REQUEST: Look through the lines below and extract any with the word "août".

INFORMATION GIVEN:
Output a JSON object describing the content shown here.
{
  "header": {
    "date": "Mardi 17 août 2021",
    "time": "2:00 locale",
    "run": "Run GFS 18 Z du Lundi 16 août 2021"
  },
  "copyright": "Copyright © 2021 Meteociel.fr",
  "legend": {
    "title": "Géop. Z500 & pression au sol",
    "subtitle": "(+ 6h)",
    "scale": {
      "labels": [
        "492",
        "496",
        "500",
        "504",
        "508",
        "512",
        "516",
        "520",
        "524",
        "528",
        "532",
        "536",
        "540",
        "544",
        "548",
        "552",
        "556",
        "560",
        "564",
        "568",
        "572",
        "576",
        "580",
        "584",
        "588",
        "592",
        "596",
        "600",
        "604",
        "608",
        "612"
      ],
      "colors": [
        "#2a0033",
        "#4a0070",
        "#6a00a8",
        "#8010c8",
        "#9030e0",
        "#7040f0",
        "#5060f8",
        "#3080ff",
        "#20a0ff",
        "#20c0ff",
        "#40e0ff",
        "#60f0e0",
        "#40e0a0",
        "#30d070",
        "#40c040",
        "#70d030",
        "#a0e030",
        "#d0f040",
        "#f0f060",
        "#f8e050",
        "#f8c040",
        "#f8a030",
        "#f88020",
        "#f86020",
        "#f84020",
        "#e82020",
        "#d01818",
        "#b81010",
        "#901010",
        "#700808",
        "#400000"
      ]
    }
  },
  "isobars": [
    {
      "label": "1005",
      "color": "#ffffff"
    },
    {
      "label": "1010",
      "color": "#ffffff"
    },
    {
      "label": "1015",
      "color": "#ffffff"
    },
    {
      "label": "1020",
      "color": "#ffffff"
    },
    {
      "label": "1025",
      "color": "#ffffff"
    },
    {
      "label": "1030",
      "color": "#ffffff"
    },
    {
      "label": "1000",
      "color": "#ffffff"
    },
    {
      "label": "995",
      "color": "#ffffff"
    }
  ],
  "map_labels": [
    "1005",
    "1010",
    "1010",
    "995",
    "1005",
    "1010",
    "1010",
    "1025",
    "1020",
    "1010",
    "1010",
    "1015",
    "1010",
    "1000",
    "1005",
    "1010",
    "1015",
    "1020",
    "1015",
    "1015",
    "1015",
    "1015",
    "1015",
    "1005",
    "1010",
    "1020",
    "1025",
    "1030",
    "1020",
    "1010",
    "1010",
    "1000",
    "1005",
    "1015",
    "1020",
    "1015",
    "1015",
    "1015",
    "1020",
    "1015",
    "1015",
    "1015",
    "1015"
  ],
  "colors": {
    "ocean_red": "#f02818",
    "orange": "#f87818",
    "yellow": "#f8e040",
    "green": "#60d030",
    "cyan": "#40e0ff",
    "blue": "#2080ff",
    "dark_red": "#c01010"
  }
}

OUTPUT FOR THIS EXERCISE:
    "date": "Mardi 17 août 2021",
    "run": "Run GFS 18 Z du Lundi 16 août 2021"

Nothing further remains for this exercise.